- [Work to do] Write out every entry exactly as it stands.

- [Listing]
_ _ _ _ _
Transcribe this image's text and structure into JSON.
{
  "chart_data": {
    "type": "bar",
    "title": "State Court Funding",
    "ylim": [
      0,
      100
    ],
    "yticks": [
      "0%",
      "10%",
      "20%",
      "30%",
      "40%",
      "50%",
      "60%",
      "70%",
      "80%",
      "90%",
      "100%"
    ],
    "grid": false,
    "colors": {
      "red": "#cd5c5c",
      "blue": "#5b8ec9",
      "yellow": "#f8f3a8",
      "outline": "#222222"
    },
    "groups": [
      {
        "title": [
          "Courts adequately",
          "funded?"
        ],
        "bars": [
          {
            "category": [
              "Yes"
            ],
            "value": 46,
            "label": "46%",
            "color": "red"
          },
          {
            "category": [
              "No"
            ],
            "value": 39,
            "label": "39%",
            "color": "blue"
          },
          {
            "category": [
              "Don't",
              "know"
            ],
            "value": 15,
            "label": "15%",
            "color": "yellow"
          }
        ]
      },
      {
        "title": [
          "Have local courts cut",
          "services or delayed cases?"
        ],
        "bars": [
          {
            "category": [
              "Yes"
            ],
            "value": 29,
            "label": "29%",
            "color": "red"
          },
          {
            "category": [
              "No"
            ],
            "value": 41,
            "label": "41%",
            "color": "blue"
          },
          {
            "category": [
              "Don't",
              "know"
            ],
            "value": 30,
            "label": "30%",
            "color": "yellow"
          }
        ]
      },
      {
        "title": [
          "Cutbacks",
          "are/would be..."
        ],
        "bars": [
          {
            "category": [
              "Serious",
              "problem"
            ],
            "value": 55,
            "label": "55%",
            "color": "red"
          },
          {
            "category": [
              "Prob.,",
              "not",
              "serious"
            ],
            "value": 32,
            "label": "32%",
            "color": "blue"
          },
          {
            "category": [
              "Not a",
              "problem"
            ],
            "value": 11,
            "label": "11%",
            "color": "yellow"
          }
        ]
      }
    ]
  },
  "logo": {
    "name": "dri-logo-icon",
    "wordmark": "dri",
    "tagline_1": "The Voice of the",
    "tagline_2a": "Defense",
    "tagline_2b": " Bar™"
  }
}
_ _ _ _ _
- [Exercise result]
Transcribe this image's text and structure into JSON.
{
  "chart_data": {
    "type": "bar",
    "title": "State Court Funding",
    "ylim": [
      0,
      100
    ],
    "yticks": [
      "0%",
      "10%",
      "20%",
      "30%",
      "40%",
      "50%",
      "60%",
      "70%",
      "80%",
      "90%",
      "100%"
    ],
    "grid": false,
    "colors": {
      "red": "#cd5c5c",
      "blue": "#5b8ec9",
      "yellow": "#f8f3a8",
      "outline": "#222222"
    },
    "groups": [
      {
        "title": [
          "Courts adequately",
          "funded?"
        ],
        "bars": [
          {
            "category": [
              "Yes"
            ],
            "value": 46,
            "label": "46%",
            "color": "red"
          },
          {
            "category": [
              "No"
            ],
            "value": 39,
            "label": "39%",
            "color": "blue"
          },
          {
            "category": [
              "Don't",
              "know"
            ],
            "value": 15,
            "label": "15%",
            "color": "yellow"
          }
        ]
      },
      {
        "title": [
          "Have local courts cut",
          "services or delayed cases?"
        ],
        "bars": [
          {
            "category": [
              "Yes"
            ],
            "value": 29,
            "label": "29%",
            "color": "red"
          },
          {
            "category": [
              "No"
            ],
            "value": 41,
            "label": "41%",
            "color": "blue"
          },
          {
            "category": [
              "Don't",
              "know"
            ],
            "value": 30,
            "label": "30%",
            "color": "yellow"
          }
        ]
      },
      {
        "title": [
          "Cutbacks",
          "are/would be..."
        ],
        "bars": [
          {
            "category": [
              "Serious",
              "problem"
            ],
            "value": 55,
            "label": "55%",
            "color": "red"
          },
          {
            "category": [
              "Prob.,",
              "not",
              "serious"
            ],
            "value": 32,
            "label": "32%",
            "color": "blue"
          },
          {
            "category": [
              "Not a",
              "problem"
            ],
            "value": 11,
            "label": "11%",
            "color": "yellow"
          }
        ]
      }
    ]
  },
  "logo": {
    "name": "dri-logo-icon",
    "wordmark": "dri",
    "tagline_1": "The Voice of the",
    "tagline_2a": "Defense",
    "tagline_2b": " Bar™"
  }
}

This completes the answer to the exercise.